___ Data records ___
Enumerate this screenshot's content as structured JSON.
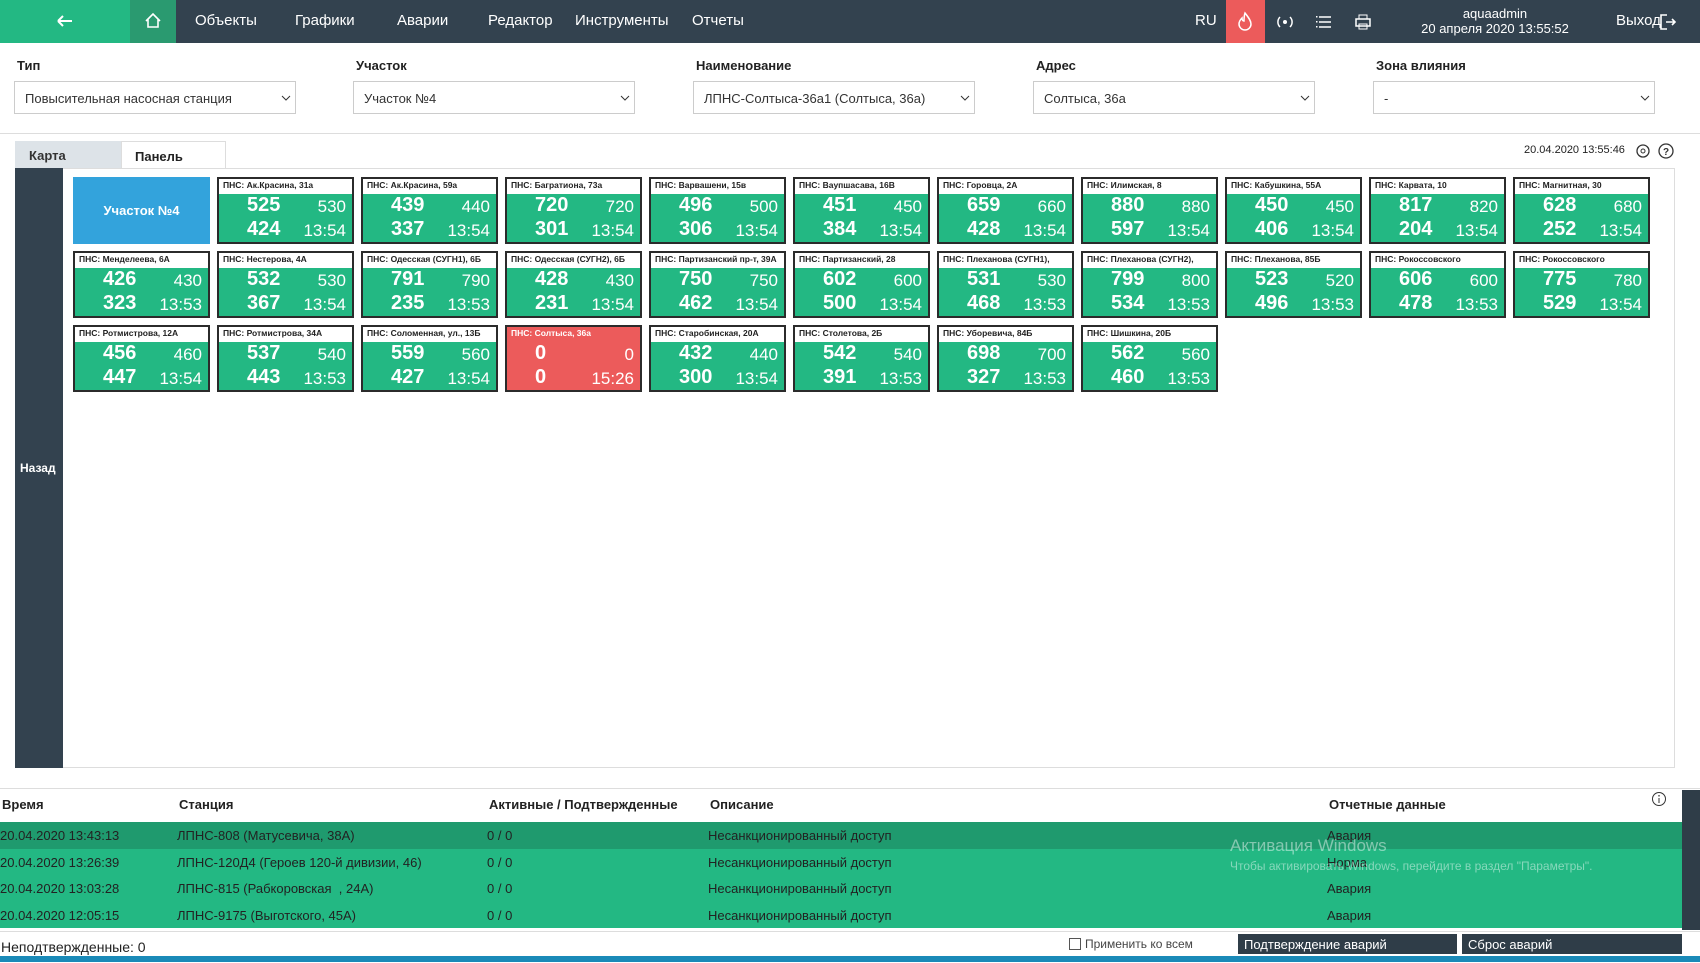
{
  "nav": {
    "items": [
      "Объекты",
      "Графики",
      "Аварии",
      "Редактор",
      "Инструменты",
      "Отчеты"
    ],
    "lang": "RU",
    "user": "aquaadmin",
    "datetime": "20 апреля 2020 13:55:52",
    "logout": "Выход"
  },
  "filters": [
    {
      "label": "Тип",
      "value": "Повысительная насосная станция"
    },
    {
      "label": "Участок",
      "value": "Участок №4"
    },
    {
      "label": "Наименование",
      "value": "ЛПНС-Солтыса-36а1 (Солтыса, 36а)"
    },
    {
      "label": "Адрес",
      "value": "Солтыса, 36а"
    },
    {
      "label": "Зона влияния",
      "value": "-"
    }
  ],
  "tabs": [
    "Карта",
    "Панель"
  ],
  "timestamp": "20.04.2020 13:55:46",
  "back": "Назад",
  "panel": {
    "section": {
      "label": "Участок №4",
      "color": "#33a3dc"
    },
    "rows": [
      [
        {
          "name": "ПНС: Ак.Красина, 31а",
          "v": [
            525,
            530,
            424,
            "13:54"
          ],
          "color": "#23b883"
        },
        {
          "name": "ПНС: Ак.Красина, 59а",
          "v": [
            439,
            440,
            337,
            "13:54"
          ],
          "color": "#23b883"
        },
        {
          "name": "ПНС: Багратиона, 73а",
          "v": [
            720,
            720,
            301,
            "13:54"
          ],
          "color": "#23b883"
        },
        {
          "name": "ПНС: Варвашени, 15в",
          "v": [
            496,
            500,
            306,
            "13:54"
          ],
          "color": "#23b883"
        },
        {
          "name": "ПНС: Ваупшасава, 16В",
          "v": [
            451,
            450,
            384,
            "13:54"
          ],
          "color": "#23b883"
        },
        {
          "name": "ПНС: Горовца, 2А",
          "v": [
            659,
            660,
            428,
            "13:54"
          ],
          "color": "#23b883"
        },
        {
          "name": "ПНС: Илимская, 8",
          "v": [
            880,
            880,
            597,
            "13:54"
          ],
          "color": "#23b883"
        },
        {
          "name": "ПНС: Кабушкина, 55А",
          "v": [
            450,
            450,
            406,
            "13:54"
          ],
          "color": "#23b883"
        },
        {
          "name": "ПНС: Карвата, 10",
          "v": [
            817,
            820,
            204,
            "13:54"
          ],
          "color": "#23b883"
        },
        {
          "name": "ПНС: Магнитная, 30",
          "v": [
            628,
            680,
            252,
            "13:54"
          ],
          "color": "#23b883"
        }
      ],
      [
        {
          "name": "ПНС: Менделеева, 6А",
          "v": [
            426,
            430,
            323,
            "13:53"
          ],
          "color": "#23b883"
        },
        {
          "name": "ПНС: Нестерова, 4А",
          "v": [
            532,
            530,
            367,
            "13:54"
          ],
          "color": "#23b883"
        },
        {
          "name": "ПНС: Одесская (СУГН1), 6Б",
          "v": [
            791,
            790,
            235,
            "13:53"
          ],
          "color": "#23b883"
        },
        {
          "name": "ПНС: Одесская (СУГН2), 6Б",
          "v": [
            428,
            430,
            231,
            "13:54"
          ],
          "color": "#23b883"
        },
        {
          "name": "ПНС: Партизанский пр-т, 39А",
          "v": [
            750,
            750,
            462,
            "13:54"
          ],
          "color": "#23b883"
        },
        {
          "name": "ПНС: Партизанский, 28",
          "v": [
            602,
            600,
            500,
            "13:54"
          ],
          "color": "#23b883"
        },
        {
          "name": "ПНС: Плеханова (СУГН1),",
          "v": [
            531,
            530,
            468,
            "13:53"
          ],
          "color": "#23b883"
        },
        {
          "name": "ПНС: Плеханова (СУГН2),",
          "v": [
            799,
            800,
            534,
            "13:53"
          ],
          "color": "#23b883"
        },
        {
          "name": "ПНС: Плеханова, 85Б",
          "v": [
            523,
            520,
            496,
            "13:53"
          ],
          "color": "#23b883"
        },
        {
          "name": "ПНС: Рокоссовского",
          "v": [
            606,
            600,
            478,
            "13:53"
          ],
          "color": "#23b883"
        },
        {
          "name": "ПНС: Рокоссовского",
          "v": [
            775,
            780,
            529,
            "13:54"
          ],
          "color": "#23b883"
        }
      ],
      [
        {
          "name": "ПНС: Ротмистрова, 12А",
          "v": [
            456,
            460,
            447,
            "13:54"
          ],
          "color": "#23b883"
        },
        {
          "name": "ПНС: Ротмистрова, 34А",
          "v": [
            537,
            540,
            443,
            "13:53"
          ],
          "color": "#23b883"
        },
        {
          "name": "ПНС: Соломенная, ул., 13Б",
          "v": [
            559,
            560,
            427,
            "13:54"
          ],
          "color": "#23b883"
        },
        {
          "name": "ПНС: Солтыса, 36а",
          "v": [
            0,
            0,
            0,
            "15:26"
          ],
          "color": "#ec5b5b"
        },
        {
          "name": "ПНС: Старобинская, 20А",
          "v": [
            432,
            440,
            300,
            "13:54"
          ],
          "color": "#23b883"
        },
        {
          "name": "ПНС: Столетова, 2Б",
          "v": [
            542,
            540,
            391,
            "13:53"
          ],
          "color": "#23b883"
        },
        {
          "name": "ПНС: Уборевича, 84Б",
          "v": [
            698,
            700,
            327,
            "13:53"
          ],
          "color": "#23b883"
        },
        {
          "name": "ПНС: Шишкина, 20Б",
          "v": [
            562,
            560,
            460,
            "13:53"
          ],
          "color": "#23b883"
        }
      ]
    ]
  },
  "table": {
    "columns": [
      "Время",
      "Станция",
      "Активные / Подтвержденные",
      "Описание",
      "Отчетные данные"
    ],
    "rows": [
      [
        "20.04.2020 13:43:13",
        "ЛПНС-808 (Матусевича, 38А)",
        "0 / 0",
        "Несанкционированный доступ",
        "Авария"
      ],
      [
        "20.04.2020 13:26:39",
        "ЛПНС-120Д4 (Героев 120-й дивизии, 46)",
        "0 / 0",
        "Несанкционированный доступ",
        "Норма"
      ],
      [
        "20.04.2020 13:03:28",
        "ЛПНС-815 (Рабкоровская  , 24А)",
        "0 / 0",
        "Несанкционированный доступ",
        "Авария"
      ],
      [
        "20.04.2020 12:05:15",
        "ЛПНС-9175 (Выготского, 45А)",
        "0 / 0",
        "Несанкционированный доступ",
        "Авария"
      ]
    ]
  },
  "footer": {
    "unconfirmed": "Неподтвержденные: 0",
    "apply_all": "Применить ко всем",
    "confirm": "Подтверждение аварий",
    "reset": "Сброс аварий"
  },
  "watermark": {
    "title": "Активация Windows",
    "text": "Чтобы активировать Windows, перейдите в раздел \"Параметры\"."
  }
}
___
Problem description:
Gather each line holding the string "аварий".

Written reply:
    "confirm": "Подтверждение аварий",
    "reset": "Сброс аварий"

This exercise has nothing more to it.